- **Written request**: Copy out all lines with the word "大学生创业计划书" in them.

- **Listed records**:
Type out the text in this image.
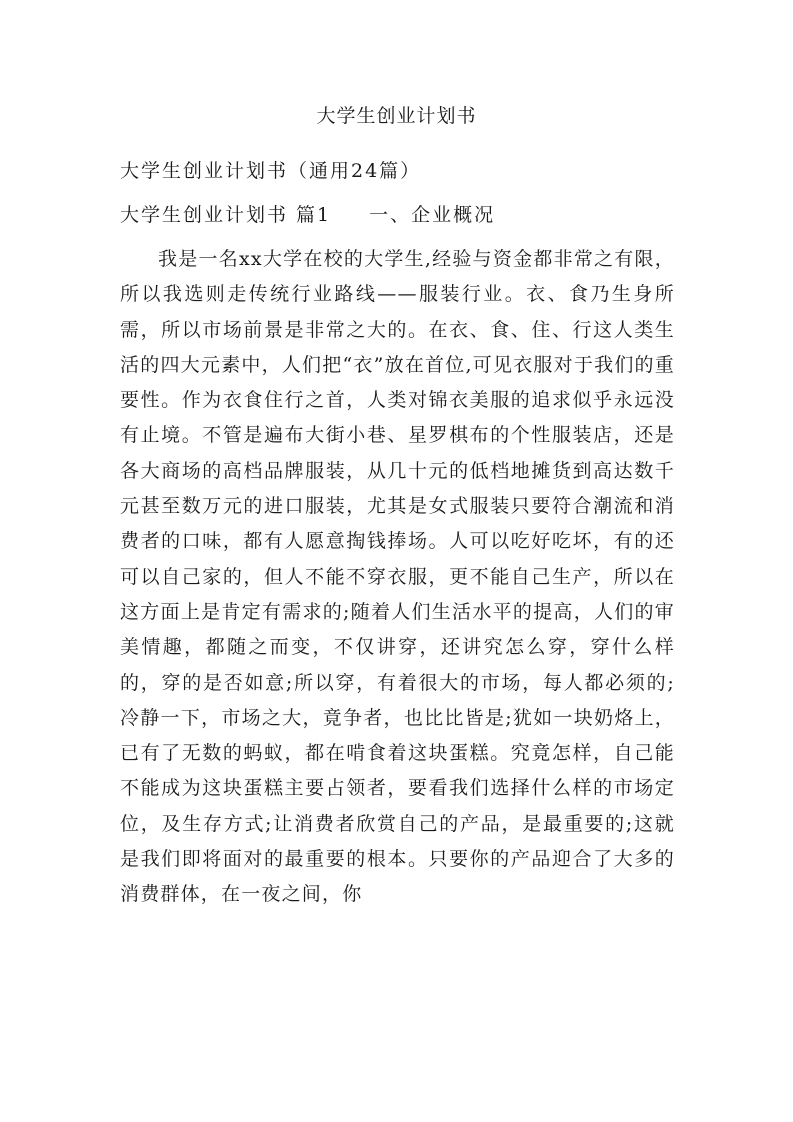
大学生创业计划书
大学生创业计划书（通用24篇）
大学生创业计划书 篇1 一、企业概况

我是一名xx大学在校的大学生,经验与资金都非常之有限，所以我选则走传统行业路线——服装行业。衣、食乃生身所需，所以市场前景是非常之大的。在衣、食、住、行这人类生活的四大元素中，人们把“衣”放在首位,可见衣服对于我们的重要性。作为衣食住行之首，人类对锦衣美服的追求似乎永远没有止境。不管是遍布大街小巷、星罗棋布的个性服装店，还是各大商场的高档品牌服装，从几十元的低档地摊货到高达数千元甚至数万元的进口服装，尤其是女式服装只要符合潮流和消费者的口味，都有人愿意掏钱捧场。人可以吃好吃坏，有的还可以自己家的，但人不能不穿衣服，更不能自己生产，所以在这方面上是肯定有需求的;随着人们生活水平的提高，人们的审美情趣，都随之而变，不仅讲穿，还讲究怎么穿，穿什么样的，穿的是否如意;所以穿，有着很大的市场，每人都必须的;冷静一下，市场之大，竟争者，也比比皆是;犹如一块奶烙上，已有了无数的蚂蚁，都在啃食着这块蛋糕。究竟怎样，自己能不能成为这块蛋糕主要占领者，要看我们选择什么样的市场定位，及生存方式;让消费者欣赏自己的产品，是最重要的;这就是我们即将面对的最重要的根本。只要你的产品迎合了大多的消费群体，在一夜之间，你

- **Written solution**:
大学生创业计划书
大学生创业计划书（通用24篇）
大学生创业计划书 篇1 一、企业概况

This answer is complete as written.